### Brief
Lines before the one containing "What does this" are excluded; print that line and every line after it through the end of the material below, exactly.

====== Data records ======

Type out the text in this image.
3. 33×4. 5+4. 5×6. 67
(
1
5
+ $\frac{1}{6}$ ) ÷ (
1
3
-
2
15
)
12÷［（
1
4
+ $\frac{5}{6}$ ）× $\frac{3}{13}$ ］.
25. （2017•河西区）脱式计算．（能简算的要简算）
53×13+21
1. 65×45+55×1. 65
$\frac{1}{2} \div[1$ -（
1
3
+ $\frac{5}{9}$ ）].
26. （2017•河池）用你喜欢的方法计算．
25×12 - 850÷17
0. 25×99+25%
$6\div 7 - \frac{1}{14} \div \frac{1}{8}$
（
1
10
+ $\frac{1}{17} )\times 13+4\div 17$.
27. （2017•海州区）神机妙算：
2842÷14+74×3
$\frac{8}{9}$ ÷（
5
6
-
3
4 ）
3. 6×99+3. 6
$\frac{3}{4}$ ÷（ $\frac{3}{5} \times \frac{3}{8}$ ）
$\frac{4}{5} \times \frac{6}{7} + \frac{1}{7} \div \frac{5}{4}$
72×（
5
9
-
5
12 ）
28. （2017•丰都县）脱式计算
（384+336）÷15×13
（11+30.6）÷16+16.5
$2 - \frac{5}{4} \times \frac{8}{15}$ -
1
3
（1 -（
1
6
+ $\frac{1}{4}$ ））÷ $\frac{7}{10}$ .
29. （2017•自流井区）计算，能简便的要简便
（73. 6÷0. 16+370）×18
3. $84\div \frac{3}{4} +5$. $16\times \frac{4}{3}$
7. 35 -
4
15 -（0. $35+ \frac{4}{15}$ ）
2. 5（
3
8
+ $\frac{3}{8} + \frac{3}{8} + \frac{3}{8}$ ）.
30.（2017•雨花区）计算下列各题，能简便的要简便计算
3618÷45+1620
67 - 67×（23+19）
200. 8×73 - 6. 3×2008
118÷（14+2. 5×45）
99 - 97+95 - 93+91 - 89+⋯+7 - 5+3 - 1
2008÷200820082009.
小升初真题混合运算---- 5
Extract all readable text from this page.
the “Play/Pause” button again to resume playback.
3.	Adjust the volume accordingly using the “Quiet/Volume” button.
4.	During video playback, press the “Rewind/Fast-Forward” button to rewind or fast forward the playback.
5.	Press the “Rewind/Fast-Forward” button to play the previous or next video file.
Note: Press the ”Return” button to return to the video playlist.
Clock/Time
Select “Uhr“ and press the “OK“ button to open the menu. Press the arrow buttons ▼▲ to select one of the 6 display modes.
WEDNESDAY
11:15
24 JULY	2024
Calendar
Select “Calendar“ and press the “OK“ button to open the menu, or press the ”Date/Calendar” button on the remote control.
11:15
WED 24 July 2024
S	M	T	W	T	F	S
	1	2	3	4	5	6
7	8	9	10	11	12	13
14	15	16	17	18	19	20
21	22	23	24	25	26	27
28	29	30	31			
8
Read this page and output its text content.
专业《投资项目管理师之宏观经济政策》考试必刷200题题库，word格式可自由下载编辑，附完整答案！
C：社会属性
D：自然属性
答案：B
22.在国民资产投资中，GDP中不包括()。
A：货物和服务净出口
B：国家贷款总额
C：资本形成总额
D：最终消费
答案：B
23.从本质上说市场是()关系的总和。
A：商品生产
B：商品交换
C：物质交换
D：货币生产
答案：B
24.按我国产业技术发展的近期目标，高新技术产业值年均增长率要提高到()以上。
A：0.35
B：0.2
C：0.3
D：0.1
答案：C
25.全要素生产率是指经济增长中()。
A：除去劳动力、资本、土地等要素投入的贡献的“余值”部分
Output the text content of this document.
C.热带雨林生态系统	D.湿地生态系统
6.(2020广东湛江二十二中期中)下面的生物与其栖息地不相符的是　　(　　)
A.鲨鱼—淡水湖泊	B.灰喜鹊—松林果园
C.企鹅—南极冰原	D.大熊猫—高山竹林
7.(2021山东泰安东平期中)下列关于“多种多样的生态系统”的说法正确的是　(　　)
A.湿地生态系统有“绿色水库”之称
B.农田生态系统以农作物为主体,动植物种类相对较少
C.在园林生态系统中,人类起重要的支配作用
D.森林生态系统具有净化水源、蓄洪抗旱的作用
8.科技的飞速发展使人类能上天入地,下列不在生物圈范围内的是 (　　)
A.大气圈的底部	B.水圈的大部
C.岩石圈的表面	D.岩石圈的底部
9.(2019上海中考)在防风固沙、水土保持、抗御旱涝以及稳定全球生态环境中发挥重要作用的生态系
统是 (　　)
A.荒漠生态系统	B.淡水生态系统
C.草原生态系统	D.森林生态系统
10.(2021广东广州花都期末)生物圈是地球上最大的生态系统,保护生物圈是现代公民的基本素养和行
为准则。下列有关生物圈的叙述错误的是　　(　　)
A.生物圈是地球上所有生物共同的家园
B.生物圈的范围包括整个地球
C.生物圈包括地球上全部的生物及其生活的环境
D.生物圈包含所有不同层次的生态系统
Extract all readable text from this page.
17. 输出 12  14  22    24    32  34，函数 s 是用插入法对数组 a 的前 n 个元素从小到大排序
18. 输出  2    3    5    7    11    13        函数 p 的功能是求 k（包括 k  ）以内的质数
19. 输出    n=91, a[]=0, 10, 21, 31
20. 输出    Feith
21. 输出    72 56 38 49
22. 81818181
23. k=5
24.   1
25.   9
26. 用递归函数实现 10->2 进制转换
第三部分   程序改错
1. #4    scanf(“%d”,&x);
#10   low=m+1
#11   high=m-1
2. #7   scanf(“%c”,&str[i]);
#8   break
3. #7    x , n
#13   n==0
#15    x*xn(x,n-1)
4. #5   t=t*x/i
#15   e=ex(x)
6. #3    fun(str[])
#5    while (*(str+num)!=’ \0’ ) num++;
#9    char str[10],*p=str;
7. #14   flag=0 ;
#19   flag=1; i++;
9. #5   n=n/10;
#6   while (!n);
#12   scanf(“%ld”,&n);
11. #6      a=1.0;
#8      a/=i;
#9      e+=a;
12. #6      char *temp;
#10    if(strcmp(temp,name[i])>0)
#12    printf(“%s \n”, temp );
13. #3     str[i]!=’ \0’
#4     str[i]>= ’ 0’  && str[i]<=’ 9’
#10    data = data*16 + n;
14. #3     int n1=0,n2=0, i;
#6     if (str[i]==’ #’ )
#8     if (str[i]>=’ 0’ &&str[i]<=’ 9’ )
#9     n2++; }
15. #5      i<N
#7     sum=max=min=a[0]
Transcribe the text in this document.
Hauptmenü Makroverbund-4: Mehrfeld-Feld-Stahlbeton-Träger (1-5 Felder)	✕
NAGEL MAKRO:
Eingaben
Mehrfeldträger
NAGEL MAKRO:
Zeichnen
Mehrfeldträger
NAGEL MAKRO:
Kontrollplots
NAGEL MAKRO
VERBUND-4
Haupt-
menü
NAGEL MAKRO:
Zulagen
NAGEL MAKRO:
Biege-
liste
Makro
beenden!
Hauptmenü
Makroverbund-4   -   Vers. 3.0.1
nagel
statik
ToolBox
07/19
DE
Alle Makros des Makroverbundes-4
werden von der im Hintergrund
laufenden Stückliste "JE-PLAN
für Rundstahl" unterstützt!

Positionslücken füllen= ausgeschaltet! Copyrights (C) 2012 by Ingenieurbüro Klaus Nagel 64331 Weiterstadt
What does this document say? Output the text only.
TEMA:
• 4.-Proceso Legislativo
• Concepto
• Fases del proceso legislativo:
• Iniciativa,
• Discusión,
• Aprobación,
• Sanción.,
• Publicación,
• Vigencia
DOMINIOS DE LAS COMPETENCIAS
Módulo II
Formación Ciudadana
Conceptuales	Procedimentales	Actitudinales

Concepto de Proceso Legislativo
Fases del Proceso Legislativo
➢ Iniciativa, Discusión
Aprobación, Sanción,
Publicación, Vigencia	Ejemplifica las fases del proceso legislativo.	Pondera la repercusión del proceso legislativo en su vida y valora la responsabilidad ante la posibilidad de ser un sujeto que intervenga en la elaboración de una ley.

======

### Worked solution
What does this document say? Output the text only.
TEMA:
• 4.-Proceso Legislativo
• Concepto
• Fases del proceso legislativo:
• Iniciativa,
• Discusión,
• Aprobación,
• Sanción.,
• Publicación,
• Vigencia
DOMINIOS DE LAS COMPETENCIAS
Módulo II
Formación Ciudadana
Conceptuales	Procedimentales	Actitudinales

Concepto de Proceso Legislativo
Fases del Proceso Legislativo
➢ Iniciativa, Discusión
Aprobación, Sanción,
Publicación, Vigencia	Ejemplifica las fases del proceso legislativo.	Pondera la repercusión del proceso legislativo en su vida y valora la responsabilidad ante la posibilidad de ser un sujeto que intervenga en la elaboración de una ley.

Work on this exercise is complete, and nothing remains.